• **Problem to solve**:
Go through the material and write it all out exactly, minus the pictures.

(Figure record extracts)

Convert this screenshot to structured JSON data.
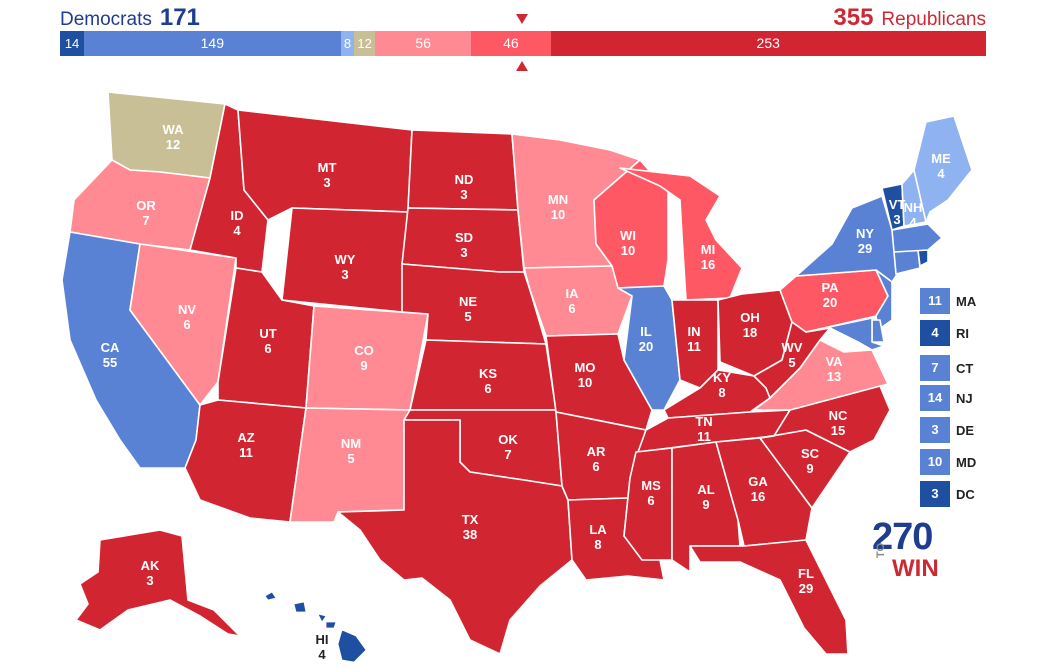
{
  "header": {
    "dem_label": "Democrats",
    "dem_total": "171",
    "rep_total": "355",
    "rep_label": "Republicans"
  },
  "colors": {
    "safe_d": "#1f4fa0",
    "likely_d": "#5a82d4",
    "lean_d": "#8fb2f0",
    "tossup": "#c8bf96",
    "lean_r": "#ff8a94",
    "likely_r": "#ff5865",
    "safe_r": "#d22532"
  },
  "bar": [
    {
      "value": 14,
      "label": "14",
      "rating": "safe_d"
    },
    {
      "value": 149,
      "label": "149",
      "rating": "likely_d"
    },
    {
      "value": 8,
      "label": "8",
      "rating": "lean_d"
    },
    {
      "value": 12,
      "label": "12",
      "rating": "tossup"
    },
    {
      "value": 56,
      "label": "56",
      "rating": "lean_r"
    },
    {
      "value": 46,
      "label": "46",
      "rating": "likely_r"
    },
    {
      "value": 253,
      "label": "253",
      "rating": "safe_r"
    }
  ],
  "states": [
    {
      "code": "WA",
      "ev": "12",
      "rating": "tossup"
    },
    {
      "code": "OR",
      "ev": "7",
      "rating": "lean_r"
    },
    {
      "code": "CA",
      "ev": "55",
      "rating": "likely_d"
    },
    {
      "code": "NV",
      "ev": "6",
      "rating": "lean_r"
    },
    {
      "code": "ID",
      "ev": "4",
      "rating": "safe_r"
    },
    {
      "code": "MT",
      "ev": "3",
      "rating": "safe_r"
    },
    {
      "code": "WY",
      "ev": "3",
      "rating": "safe_r"
    },
    {
      "code": "UT",
      "ev": "6",
      "rating": "safe_r"
    },
    {
      "code": "AZ",
      "ev": "11",
      "rating": "safe_r"
    },
    {
      "code": "CO",
      "ev": "9",
      "rating": "lean_r"
    },
    {
      "code": "NM",
      "ev": "5",
      "rating": "lean_r"
    },
    {
      "code": "ND",
      "ev": "3",
      "rating": "safe_r"
    },
    {
      "code": "SD",
      "ev": "3",
      "rating": "safe_r"
    },
    {
      "code": "NE",
      "ev": "5",
      "rating": "safe_r"
    },
    {
      "code": "KS",
      "ev": "6",
      "rating": "safe_r"
    },
    {
      "code": "OK",
      "ev": "7",
      "rating": "safe_r"
    },
    {
      "code": "TX",
      "ev": "38",
      "rating": "safe_r"
    },
    {
      "code": "MN",
      "ev": "10",
      "rating": "lean_r"
    },
    {
      "code": "IA",
      "ev": "6",
      "rating": "lean_r"
    },
    {
      "code": "MO",
      "ev": "10",
      "rating": "safe_r"
    },
    {
      "code": "AR",
      "ev": "6",
      "rating": "safe_r"
    },
    {
      "code": "LA",
      "ev": "8",
      "rating": "safe_r"
    },
    {
      "code": "WI",
      "ev": "10",
      "rating": "likely_r"
    },
    {
      "code": "IL",
      "ev": "20",
      "rating": "likely_d"
    },
    {
      "code": "MI",
      "ev": "16",
      "rating": "likely_r"
    },
    {
      "code": "IN",
      "ev": "11",
      "rating": "safe_r"
    },
    {
      "code": "OH",
      "ev": "18",
      "rating": "safe_r"
    },
    {
      "code": "KY",
      "ev": "8",
      "rating": "safe_r"
    },
    {
      "code": "TN",
      "ev": "11",
      "rating": "safe_r"
    },
    {
      "code": "MS",
      "ev": "6",
      "rating": "safe_r"
    },
    {
      "code": "AL",
      "ev": "9",
      "rating": "safe_r"
    },
    {
      "code": "GA",
      "ev": "16",
      "rating": "safe_r"
    },
    {
      "code": "FL",
      "ev": "29",
      "rating": "safe_r"
    },
    {
      "code": "SC",
      "ev": "9",
      "rating": "safe_r"
    },
    {
      "code": "NC",
      "ev": "15",
      "rating": "safe_r"
    },
    {
      "code": "VA",
      "ev": "13",
      "rating": "lean_r"
    },
    {
      "code": "WV",
      "ev": "5",
      "rating": "safe_r"
    },
    {
      "code": "PA",
      "ev": "20",
      "rating": "likely_r"
    },
    {
      "code": "NY",
      "ev": "29",
      "rating": "likely_d"
    },
    {
      "code": "VT",
      "ev": "3",
      "rating": "safe_d"
    },
    {
      "code": "NH",
      "ev": "4",
      "rating": "lean_d"
    },
    {
      "code": "ME",
      "ev": "4",
      "rating": "lean_d"
    },
    {
      "code": "AK",
      "ev": "3",
      "rating": "safe_r"
    },
    {
      "code": "HI",
      "ev": "4",
      "rating": "safe_d"
    }
  ],
  "northeast_boxes": [
    {
      "code": "MA",
      "ev": "11",
      "rating": "likely_d"
    },
    {
      "code": "RI",
      "ev": "4",
      "rating": "safe_d"
    },
    {
      "code": "CT",
      "ev": "7",
      "rating": "likely_d"
    },
    {
      "code": "NJ",
      "ev": "14",
      "rating": "likely_d"
    },
    {
      "code": "DE",
      "ev": "3",
      "rating": "likely_d"
    },
    {
      "code": "MD",
      "ev": "10",
      "rating": "likely_d"
    },
    {
      "code": "DC",
      "ev": "3",
      "rating": "safe_d"
    }
  ],
  "logo": {
    "number": "270",
    "to": "TO",
    "win": "WIN"
  }
}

• **The response**:
Convert this screenshot to structured JSON data.
{
  "header": {
    "dem_label": "Democrats",
    "dem_total": "171",
    "rep_total": "355",
    "rep_label": "Republicans"
  },
  "colors": {
    "safe_d": "#1f4fa0",
    "likely_d": "#5a82d4",
    "lean_d": "#8fb2f0",
    "tossup": "#c8bf96",
    "lean_r": "#ff8a94",
    "likely_r": "#ff5865",
    "safe_r": "#d22532"
  },
  "bar": [
    {
      "value": 14,
      "label": "14",
      "rating": "safe_d"
    },
    {
      "value": 149,
      "label": "149",
      "rating": "likely_d"
    },
    {
      "value": 8,
      "label": "8",
      "rating": "lean_d"
    },
    {
      "value": 12,
      "label": "12",
      "rating": "tossup"
    },
    {
      "value": 56,
      "label": "56",
      "rating": "lean_r"
    },
    {
      "value": 46,
      "label": "46",
      "rating": "likely_r"
    },
    {
      "value": 253,
      "label": "253",
      "rating": "safe_r"
    }
  ],
  "states": [
    {
      "code": "WA",
      "ev": "12",
      "rating": "tossup"
    },
    {
      "code": "OR",
      "ev": "7",
      "rating": "lean_r"
    },
    {
      "code": "CA",
      "ev": "55",
      "rating": "likely_d"
    },
    {
      "code": "NV",
      "ev": "6",
      "rating": "lean_r"
    },
    {
      "code": "ID",
      "ev": "4",
      "rating": "safe_r"
    },
    {
      "code": "MT",
      "ev": "3",
      "rating": "safe_r"
    },
    {
      "code": "WY",
      "ev": "3",
      "rating": "safe_r"
    },
    {
      "code": "UT",
      "ev": "6",
      "rating": "safe_r"
    },
    {
      "code": "AZ",
      "ev": "11",
      "rating": "safe_r"
    },
    {
      "code": "CO",
      "ev": "9",
      "rating": "lean_r"
    },
    {
      "code": "NM",
      "ev": "5",
      "rating": "lean_r"
    },
    {
      "code": "ND",
      "ev": "3",
      "rating": "safe_r"
    },
    {
      "code": "SD",
      "ev": "3",
      "rating": "safe_r"
    },
    {
      "code": "NE",
      "ev": "5",
      "rating": "safe_r"
    },
    {
      "code": "KS",
      "ev": "6",
      "rating": "safe_r"
    },
    {
      "code": "OK",
      "ev": "7",
      "rating": "safe_r"
    },
    {
      "code": "TX",
      "ev": "38",
      "rating": "safe_r"
    },
    {
      "code": "MN",
      "ev": "10",
      "rating": "lean_r"
    },
    {
      "code": "IA",
      "ev": "6",
      "rating": "lean_r"
    },
    {
      "code": "MO",
      "ev": "10",
      "rating": "safe_r"
    },
    {
      "code": "AR",
      "ev": "6",
      "rating": "safe_r"
    },
    {
      "code": "LA",
      "ev": "8",
      "rating": "safe_r"
    },
    {
      "code": "WI",
      "ev": "10",
      "rating": "likely_r"
    },
    {
      "code": "IL",
      "ev": "20",
      "rating": "likely_d"
    },
    {
      "code": "MI",
      "ev": "16",
      "rating": "likely_r"
    },
    {
      "code": "IN",
      "ev": "11",
      "rating": "safe_r"
    },
    {
      "code": "OH",
      "ev": "18",
      "rating": "safe_r"
    },
    {
      "code": "KY",
      "ev": "8",
      "rating": "safe_r"
    },
    {
      "code": "TN",
      "ev": "11",
      "rating": "safe_r"
    },
    {
      "code": "MS",
      "ev": "6",
      "rating": "safe_r"
    },
    {
      "code": "AL",
      "ev": "9",
      "rating": "safe_r"
    },
    {
      "code": "GA",
      "ev": "16",
      "rating": "safe_r"
    },
    {
      "code": "FL",
      "ev": "29",
      "rating": "safe_r"
    },
    {
      "code": "SC",
      "ev": "9",
      "rating": "safe_r"
    },
    {
      "code": "NC",
      "ev": "15",
      "rating": "safe_r"
    },
    {
      "code": "VA",
      "ev": "13",
      "rating": "lean_r"
    },
    {
      "code": "WV",
      "ev": "5",
      "rating": "safe_r"
    },
    {
      "code": "PA",
      "ev": "20",
      "rating": "likely_r"
    },
    {
      "code": "NY",
      "ev": "29",
      "rating": "likely_d"
    },
    {
      "code": "VT",
      "ev": "3",
      "rating": "safe_d"
    },
    {
      "code": "NH",
      "ev": "4",
      "rating": "lean_d"
    },
    {
      "code": "ME",
      "ev": "4",
      "rating": "lean_d"
    },
    {
      "code": "AK",
      "ev": "3",
      "rating": "safe_r"
    },
    {
      "code": "HI",
      "ev": "4",
      "rating": "safe_d"
    }
  ],
  "northeast_boxes": [
    {
      "code": "MA",
      "ev": "11",
      "rating": "likely_d"
    },
    {
      "code": "RI",
      "ev": "4",
      "rating": "safe_d"
    },
    {
      "code": "CT",
      "ev": "7",
      "rating": "likely_d"
    },
    {
      "code": "NJ",
      "ev": "14",
      "rating": "likely_d"
    },
    {
      "code": "DE",
      "ev": "3",
      "rating": "likely_d"
    },
    {
      "code": "MD",
      "ev": "10",
      "rating": "likely_d"
    },
    {
      "code": "DC",
      "ev": "3",
      "rating": "safe_d"
    }
  ],
  "logo": {
    "number": "270",
    "to": "TO",
    "win": "WIN"
  }
}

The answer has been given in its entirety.